(Records from a collection of figures)
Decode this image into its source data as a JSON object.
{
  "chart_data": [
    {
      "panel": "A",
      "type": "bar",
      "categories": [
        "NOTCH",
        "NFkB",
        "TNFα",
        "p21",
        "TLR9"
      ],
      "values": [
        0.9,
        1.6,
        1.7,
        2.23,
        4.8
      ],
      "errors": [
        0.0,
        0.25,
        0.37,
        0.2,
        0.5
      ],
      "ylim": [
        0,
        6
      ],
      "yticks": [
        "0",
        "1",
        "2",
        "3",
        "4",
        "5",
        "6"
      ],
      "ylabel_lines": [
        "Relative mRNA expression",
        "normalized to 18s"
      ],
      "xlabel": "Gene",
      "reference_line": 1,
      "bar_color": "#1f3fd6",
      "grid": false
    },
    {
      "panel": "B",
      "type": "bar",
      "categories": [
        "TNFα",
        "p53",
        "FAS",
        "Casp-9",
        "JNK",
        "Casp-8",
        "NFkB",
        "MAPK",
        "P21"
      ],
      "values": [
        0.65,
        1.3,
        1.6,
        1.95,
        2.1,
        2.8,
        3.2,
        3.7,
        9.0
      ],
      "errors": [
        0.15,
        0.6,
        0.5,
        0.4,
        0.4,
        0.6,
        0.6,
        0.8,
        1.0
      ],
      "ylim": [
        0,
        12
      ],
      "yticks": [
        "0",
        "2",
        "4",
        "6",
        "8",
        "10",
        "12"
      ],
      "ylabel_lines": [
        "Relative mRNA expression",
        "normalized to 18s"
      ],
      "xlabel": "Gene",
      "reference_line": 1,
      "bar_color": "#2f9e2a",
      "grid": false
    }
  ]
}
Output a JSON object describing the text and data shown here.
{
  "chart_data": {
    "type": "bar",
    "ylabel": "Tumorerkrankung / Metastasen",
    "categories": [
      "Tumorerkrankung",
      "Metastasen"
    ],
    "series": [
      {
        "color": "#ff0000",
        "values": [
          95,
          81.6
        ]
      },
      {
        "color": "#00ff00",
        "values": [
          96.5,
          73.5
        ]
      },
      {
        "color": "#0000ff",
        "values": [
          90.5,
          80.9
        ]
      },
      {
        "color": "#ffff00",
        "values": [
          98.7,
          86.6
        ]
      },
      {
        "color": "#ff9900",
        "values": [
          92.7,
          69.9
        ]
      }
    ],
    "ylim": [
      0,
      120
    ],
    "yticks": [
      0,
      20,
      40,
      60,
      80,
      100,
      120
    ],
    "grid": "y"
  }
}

EXERCISE PROMPT -> Search the entries for the line holding "Output a JSON". Return that line and the ones after it through the last, exactly.

OUTPUT OF THE TASK ->
Output a JSON object describing the text and data shown here.
{
  "chart_data": {
    "type": "bar",
    "ylabel": "Tumorerkrankung / Metastasen",
    "categories": [
      "Tumorerkrankung",
      "Metastasen"
    ],
    "series": [
      {
        "color": "#ff0000",
        "values": [
          95,
          81.6
        ]
      },
      {
        "color": "#00ff00",
        "values": [
          96.5,
          73.5
        ]
      },
      {
        "color": "#0000ff",
        "values": [
          90.5,
          80.9
        ]
      },
      {
        "color": "#ffff00",
        "values": [
          98.7,
          86.6
        ]
      },
      {
        "color": "#ff9900",
        "values": [
          92.7,
          69.9
        ]
      }
    ],
    "ylim": [
      0,
      120
    ],
    "yticks": [
      0,
      20,
      40,
      60,
      80,
      100,
      120
    ],
    "grid": "y"
  }
}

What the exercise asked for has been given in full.